— DATASET RECORDS —
** START **
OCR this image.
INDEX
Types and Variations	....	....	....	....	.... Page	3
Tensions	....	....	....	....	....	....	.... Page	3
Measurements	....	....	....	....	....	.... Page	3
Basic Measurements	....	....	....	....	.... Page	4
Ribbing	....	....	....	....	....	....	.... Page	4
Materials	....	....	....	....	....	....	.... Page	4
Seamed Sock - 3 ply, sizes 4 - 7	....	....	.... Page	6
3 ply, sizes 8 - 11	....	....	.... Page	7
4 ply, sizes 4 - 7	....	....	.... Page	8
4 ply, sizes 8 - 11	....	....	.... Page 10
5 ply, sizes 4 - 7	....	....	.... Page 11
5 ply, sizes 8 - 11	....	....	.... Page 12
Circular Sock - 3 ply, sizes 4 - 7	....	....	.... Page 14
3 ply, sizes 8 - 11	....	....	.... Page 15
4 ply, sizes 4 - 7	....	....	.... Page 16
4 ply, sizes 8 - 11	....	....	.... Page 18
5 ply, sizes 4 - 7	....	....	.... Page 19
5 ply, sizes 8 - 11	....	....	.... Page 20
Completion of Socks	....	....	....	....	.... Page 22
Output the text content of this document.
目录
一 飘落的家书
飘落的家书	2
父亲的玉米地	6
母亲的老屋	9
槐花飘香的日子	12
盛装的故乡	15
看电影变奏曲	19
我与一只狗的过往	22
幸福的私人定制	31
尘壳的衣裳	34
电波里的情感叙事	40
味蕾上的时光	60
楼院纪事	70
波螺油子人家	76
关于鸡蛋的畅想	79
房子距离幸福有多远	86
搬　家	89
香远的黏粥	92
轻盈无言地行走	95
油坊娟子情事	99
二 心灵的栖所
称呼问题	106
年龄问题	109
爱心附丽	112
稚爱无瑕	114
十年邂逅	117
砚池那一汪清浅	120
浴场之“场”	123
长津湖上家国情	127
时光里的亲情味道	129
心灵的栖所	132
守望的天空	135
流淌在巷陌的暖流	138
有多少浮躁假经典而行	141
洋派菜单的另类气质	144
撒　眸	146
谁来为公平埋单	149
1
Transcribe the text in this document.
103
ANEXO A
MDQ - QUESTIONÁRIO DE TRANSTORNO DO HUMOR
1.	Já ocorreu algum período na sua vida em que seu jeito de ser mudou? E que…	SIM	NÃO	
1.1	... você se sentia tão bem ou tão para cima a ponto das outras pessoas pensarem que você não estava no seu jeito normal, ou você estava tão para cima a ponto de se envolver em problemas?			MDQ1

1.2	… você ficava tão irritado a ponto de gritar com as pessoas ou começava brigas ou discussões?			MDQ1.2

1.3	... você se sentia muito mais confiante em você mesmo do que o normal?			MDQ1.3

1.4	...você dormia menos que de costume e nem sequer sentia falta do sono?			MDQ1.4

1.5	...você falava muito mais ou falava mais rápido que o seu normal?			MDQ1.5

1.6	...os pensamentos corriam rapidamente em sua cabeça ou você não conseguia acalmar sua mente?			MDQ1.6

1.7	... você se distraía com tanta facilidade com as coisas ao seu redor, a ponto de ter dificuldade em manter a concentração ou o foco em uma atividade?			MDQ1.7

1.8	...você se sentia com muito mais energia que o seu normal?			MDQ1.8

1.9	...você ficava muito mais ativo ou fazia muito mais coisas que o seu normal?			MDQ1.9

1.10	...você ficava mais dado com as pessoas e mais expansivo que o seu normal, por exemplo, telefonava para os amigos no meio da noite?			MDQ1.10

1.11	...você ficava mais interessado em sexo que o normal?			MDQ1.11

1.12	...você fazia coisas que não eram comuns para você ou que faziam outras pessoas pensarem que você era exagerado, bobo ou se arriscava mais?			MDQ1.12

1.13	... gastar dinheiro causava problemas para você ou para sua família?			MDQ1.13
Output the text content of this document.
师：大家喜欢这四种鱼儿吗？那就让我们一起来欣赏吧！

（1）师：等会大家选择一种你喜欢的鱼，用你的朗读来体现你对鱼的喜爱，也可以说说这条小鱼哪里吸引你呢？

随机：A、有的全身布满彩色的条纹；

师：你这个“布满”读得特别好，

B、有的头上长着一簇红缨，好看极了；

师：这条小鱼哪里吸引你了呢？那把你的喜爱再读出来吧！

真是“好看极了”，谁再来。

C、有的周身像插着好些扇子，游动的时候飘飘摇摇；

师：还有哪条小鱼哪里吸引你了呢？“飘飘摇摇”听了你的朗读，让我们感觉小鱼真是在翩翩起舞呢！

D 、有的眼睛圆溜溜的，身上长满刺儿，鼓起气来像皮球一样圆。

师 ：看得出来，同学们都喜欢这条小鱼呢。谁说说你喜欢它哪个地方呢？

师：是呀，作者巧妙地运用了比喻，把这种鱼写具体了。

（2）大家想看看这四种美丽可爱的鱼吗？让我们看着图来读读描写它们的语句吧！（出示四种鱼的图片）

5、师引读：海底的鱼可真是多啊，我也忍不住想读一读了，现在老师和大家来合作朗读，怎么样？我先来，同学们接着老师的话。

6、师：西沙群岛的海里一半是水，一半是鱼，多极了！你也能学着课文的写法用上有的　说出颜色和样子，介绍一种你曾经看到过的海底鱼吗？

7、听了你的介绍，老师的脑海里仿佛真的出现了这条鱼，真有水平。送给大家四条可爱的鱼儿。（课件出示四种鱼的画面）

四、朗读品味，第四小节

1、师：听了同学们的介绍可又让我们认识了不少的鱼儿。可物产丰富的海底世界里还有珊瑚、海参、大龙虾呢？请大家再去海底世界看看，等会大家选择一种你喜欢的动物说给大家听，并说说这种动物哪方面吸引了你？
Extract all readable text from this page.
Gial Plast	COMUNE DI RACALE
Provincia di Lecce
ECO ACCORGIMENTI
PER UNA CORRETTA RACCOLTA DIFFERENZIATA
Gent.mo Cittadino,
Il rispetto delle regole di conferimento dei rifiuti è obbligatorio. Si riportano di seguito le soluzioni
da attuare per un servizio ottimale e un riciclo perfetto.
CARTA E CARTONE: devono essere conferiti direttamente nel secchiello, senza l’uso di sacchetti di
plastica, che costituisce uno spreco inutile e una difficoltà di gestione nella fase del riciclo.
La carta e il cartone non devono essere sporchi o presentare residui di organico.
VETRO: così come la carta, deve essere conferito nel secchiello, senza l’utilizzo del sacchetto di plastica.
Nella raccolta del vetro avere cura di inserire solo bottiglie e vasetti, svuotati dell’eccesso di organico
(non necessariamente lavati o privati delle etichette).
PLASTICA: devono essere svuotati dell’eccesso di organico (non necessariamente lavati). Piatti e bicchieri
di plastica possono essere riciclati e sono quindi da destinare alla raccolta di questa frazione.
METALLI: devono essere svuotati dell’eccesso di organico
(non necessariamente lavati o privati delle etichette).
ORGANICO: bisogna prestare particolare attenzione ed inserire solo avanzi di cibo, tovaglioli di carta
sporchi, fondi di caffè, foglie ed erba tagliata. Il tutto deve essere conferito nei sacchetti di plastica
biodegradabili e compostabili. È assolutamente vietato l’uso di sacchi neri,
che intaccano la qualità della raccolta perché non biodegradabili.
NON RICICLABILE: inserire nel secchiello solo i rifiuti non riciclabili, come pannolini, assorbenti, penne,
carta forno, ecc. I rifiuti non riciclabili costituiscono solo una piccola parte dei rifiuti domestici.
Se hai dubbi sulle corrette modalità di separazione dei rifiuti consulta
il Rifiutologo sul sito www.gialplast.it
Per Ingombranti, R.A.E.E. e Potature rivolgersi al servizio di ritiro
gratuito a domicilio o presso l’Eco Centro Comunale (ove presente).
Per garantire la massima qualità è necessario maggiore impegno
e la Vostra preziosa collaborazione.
** END **
— AIM OF THE EXERCISE —
Every line that holds the word "coisas" should be extracted.

— CORRECT RESULT —
1.7	... você se distraía com tanta facilidade com as coisas ao seu redor, a ponto de ter dificuldade em manter a concentração ou o foco em uma atividade?			MDQ1.7
1.9	...você ficava muito mais ativo ou fazia muito mais coisas que o seu normal?			MDQ1.9
1.12	...você fazia coisas que não eram comuns para você ou que faziam outras pessoas pensarem que você era exagerado, bobo ou se arriscava mais?			MDQ1.12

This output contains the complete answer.